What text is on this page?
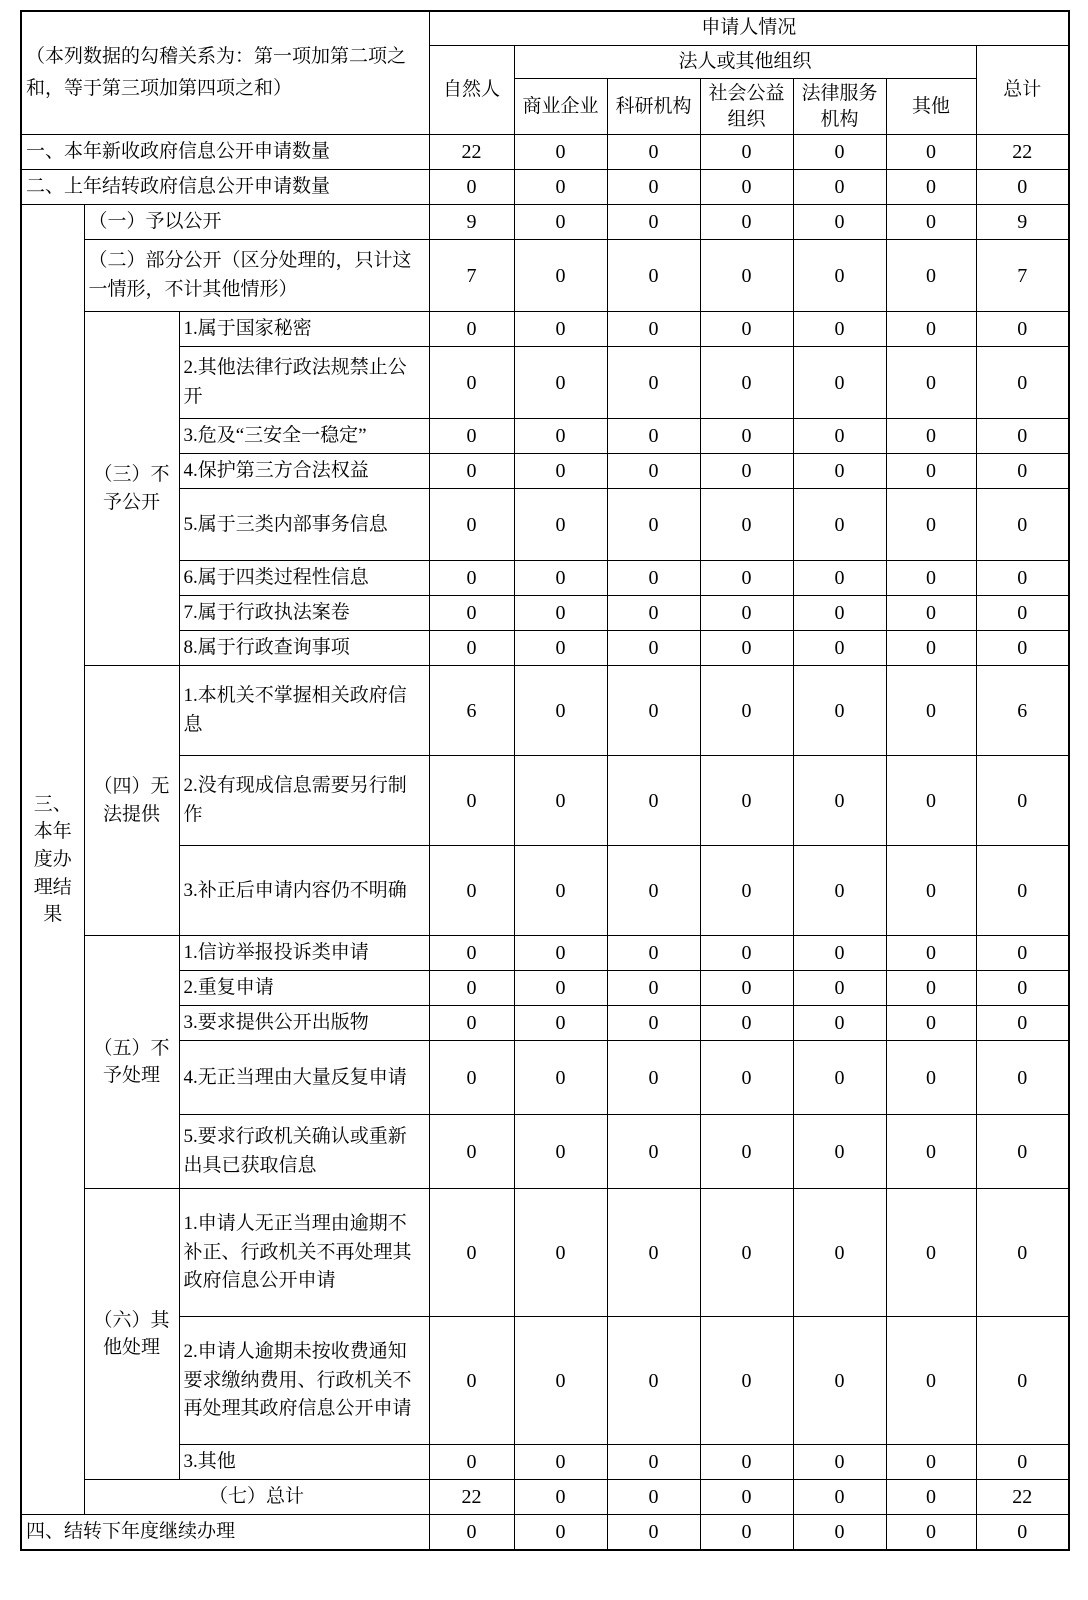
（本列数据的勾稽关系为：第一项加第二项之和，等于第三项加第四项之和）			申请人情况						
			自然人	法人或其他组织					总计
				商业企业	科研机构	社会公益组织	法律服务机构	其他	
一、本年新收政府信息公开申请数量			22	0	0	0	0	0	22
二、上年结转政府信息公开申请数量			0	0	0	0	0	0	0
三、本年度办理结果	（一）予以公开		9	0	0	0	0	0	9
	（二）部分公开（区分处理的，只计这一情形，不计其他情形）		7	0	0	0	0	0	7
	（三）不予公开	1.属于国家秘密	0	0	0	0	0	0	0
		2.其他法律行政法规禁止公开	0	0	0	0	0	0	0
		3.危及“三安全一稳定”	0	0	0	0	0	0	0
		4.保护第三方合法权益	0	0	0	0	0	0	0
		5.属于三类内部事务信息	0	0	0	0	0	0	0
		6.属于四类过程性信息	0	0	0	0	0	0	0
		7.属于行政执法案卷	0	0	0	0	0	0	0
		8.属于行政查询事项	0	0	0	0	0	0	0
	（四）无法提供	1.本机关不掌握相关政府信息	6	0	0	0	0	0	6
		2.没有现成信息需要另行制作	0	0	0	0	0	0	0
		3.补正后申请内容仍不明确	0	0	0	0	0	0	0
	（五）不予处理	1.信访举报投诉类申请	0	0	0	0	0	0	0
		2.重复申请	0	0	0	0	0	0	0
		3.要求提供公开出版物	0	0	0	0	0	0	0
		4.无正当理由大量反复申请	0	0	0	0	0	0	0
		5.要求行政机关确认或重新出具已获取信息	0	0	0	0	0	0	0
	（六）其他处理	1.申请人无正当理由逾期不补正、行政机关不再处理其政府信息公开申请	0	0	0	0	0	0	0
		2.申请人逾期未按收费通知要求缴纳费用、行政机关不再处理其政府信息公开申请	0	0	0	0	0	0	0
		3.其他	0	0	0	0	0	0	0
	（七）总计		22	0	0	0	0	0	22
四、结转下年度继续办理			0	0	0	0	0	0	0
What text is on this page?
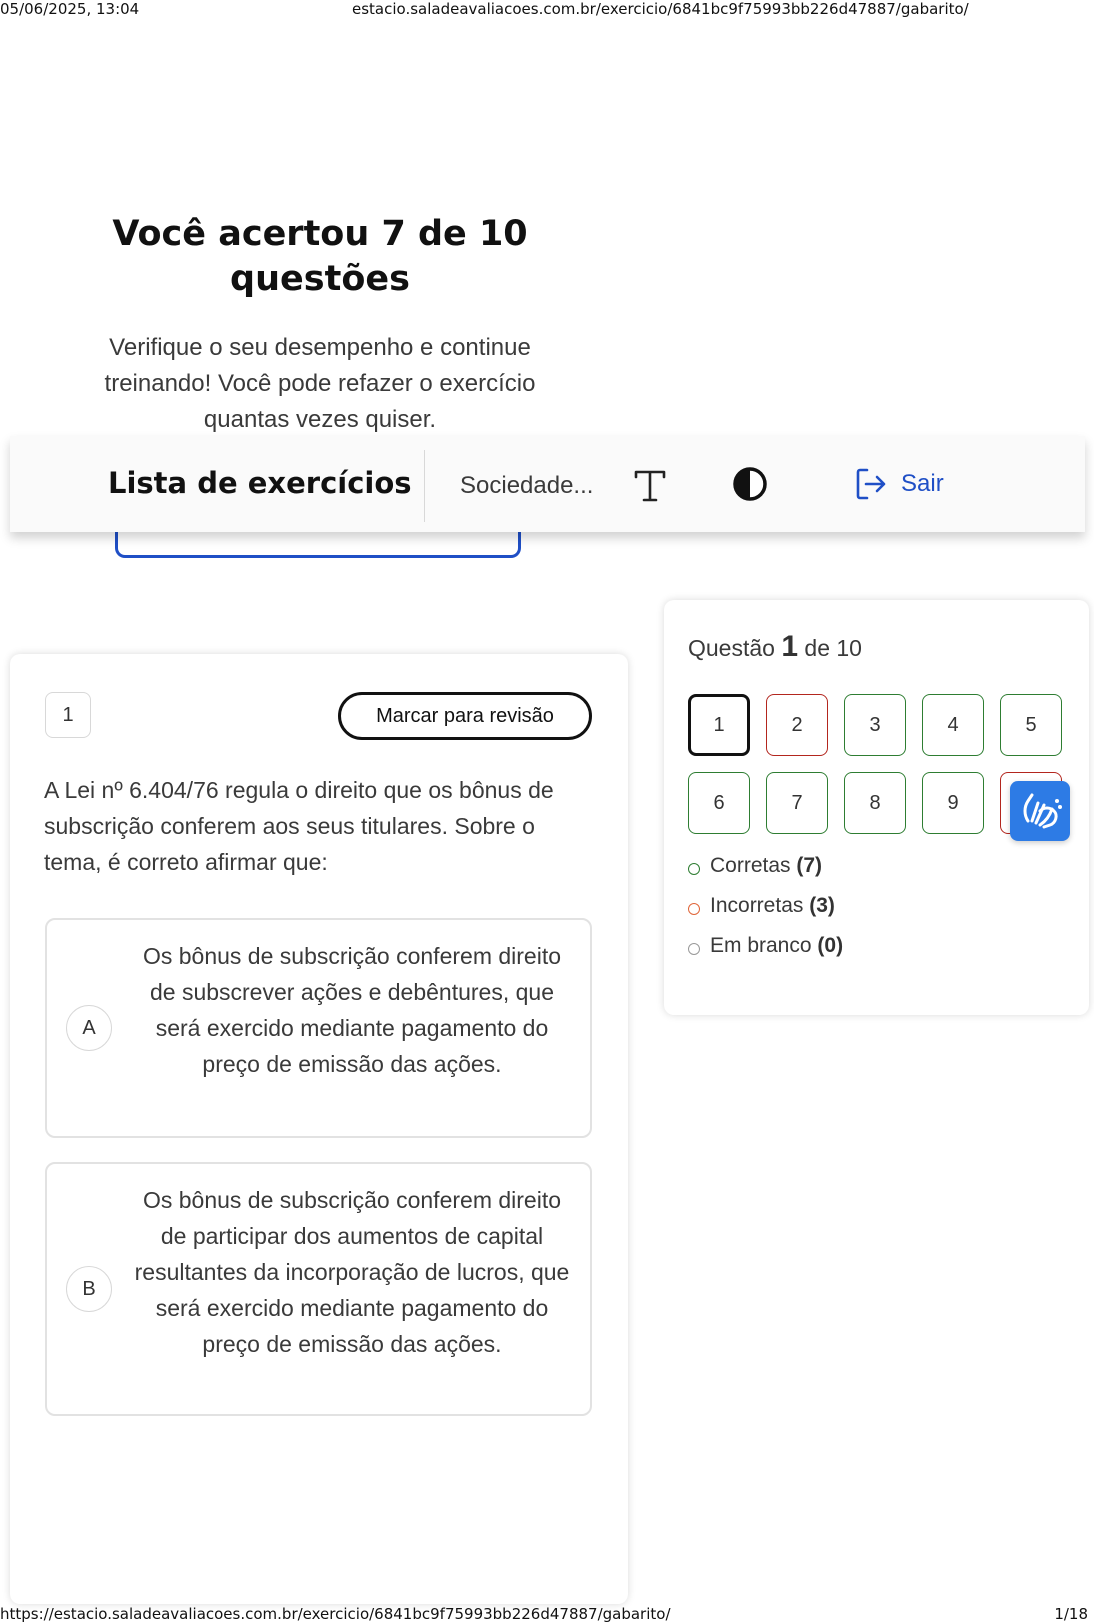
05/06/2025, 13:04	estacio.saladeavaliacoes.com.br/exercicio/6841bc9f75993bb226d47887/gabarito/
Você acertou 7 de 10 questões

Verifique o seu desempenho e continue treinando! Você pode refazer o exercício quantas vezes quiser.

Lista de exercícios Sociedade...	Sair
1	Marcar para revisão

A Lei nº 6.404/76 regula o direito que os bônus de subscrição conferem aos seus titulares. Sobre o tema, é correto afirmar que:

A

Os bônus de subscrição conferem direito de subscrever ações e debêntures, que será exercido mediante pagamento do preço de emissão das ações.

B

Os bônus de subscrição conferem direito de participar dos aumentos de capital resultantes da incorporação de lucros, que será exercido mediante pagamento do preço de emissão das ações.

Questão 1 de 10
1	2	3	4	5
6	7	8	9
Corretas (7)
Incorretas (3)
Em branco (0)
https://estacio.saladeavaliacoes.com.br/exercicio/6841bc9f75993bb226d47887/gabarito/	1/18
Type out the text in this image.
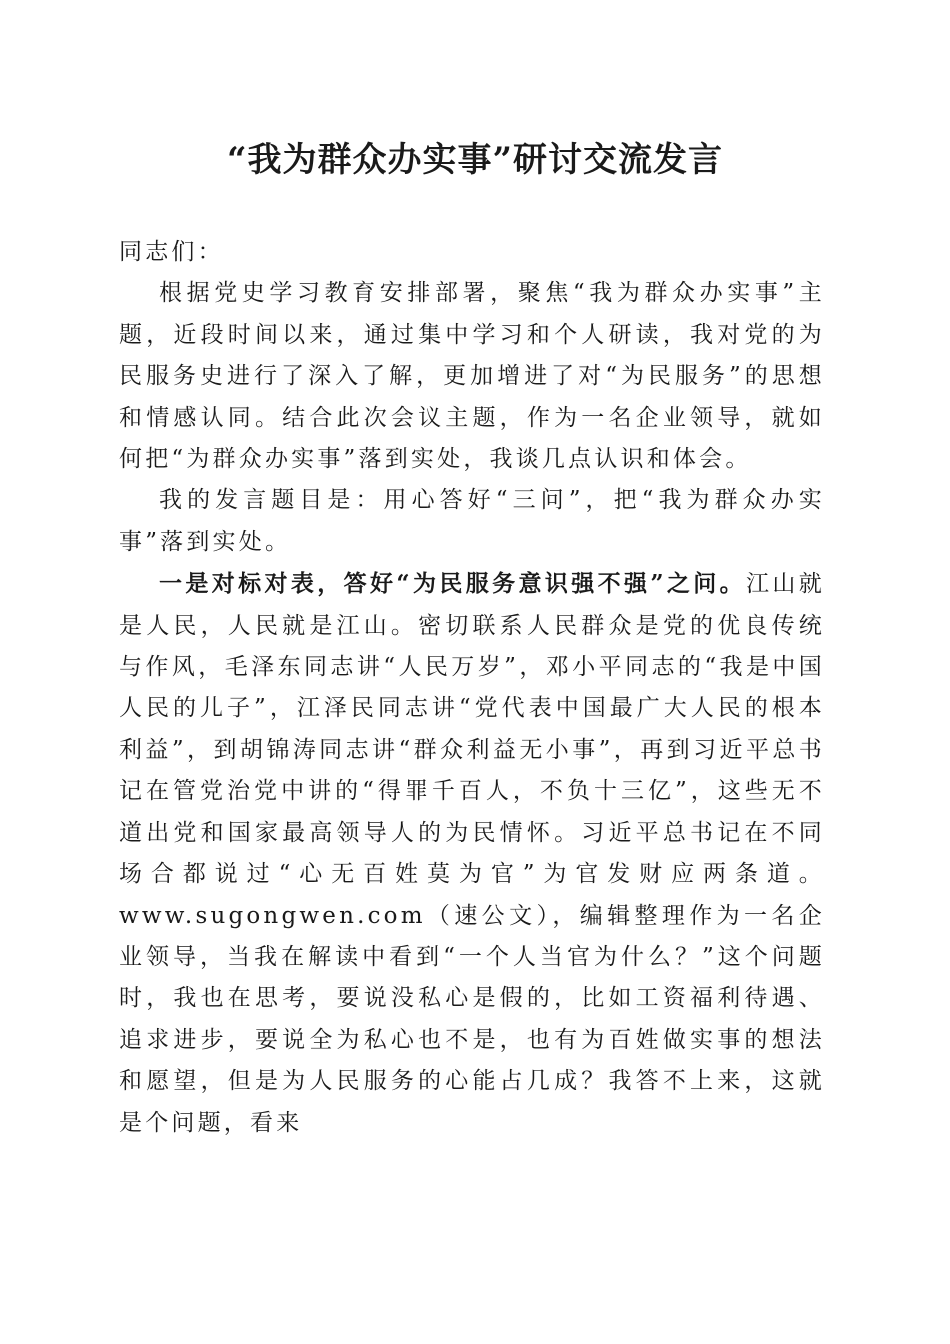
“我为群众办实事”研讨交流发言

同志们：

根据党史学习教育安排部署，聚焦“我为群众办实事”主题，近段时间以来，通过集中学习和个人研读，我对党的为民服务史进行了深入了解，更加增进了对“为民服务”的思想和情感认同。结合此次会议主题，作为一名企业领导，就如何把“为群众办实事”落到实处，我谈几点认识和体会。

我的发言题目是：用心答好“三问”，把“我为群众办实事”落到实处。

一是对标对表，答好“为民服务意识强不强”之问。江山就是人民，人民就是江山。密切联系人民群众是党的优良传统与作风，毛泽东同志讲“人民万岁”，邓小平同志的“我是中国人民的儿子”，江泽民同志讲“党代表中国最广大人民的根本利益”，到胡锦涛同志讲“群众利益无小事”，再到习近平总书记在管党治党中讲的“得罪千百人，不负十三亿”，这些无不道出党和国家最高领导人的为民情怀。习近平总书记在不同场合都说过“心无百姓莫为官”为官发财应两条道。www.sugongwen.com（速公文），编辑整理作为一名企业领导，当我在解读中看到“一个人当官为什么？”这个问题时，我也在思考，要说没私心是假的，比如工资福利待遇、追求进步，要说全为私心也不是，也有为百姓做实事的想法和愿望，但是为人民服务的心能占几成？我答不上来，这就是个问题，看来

━━━━

Locate the lines above that hold the word "gabarito". Show every one of them.

Complete answer:
05/06/2025, 13:04	estacio.saladeavaliacoes.com.br/exercicio/6841bc9f75993bb226d47887/gabarito/
https://estacio.saladeavaliacoes.com.br/exercicio/6841bc9f75993bb226d47887/gabarito/	1/18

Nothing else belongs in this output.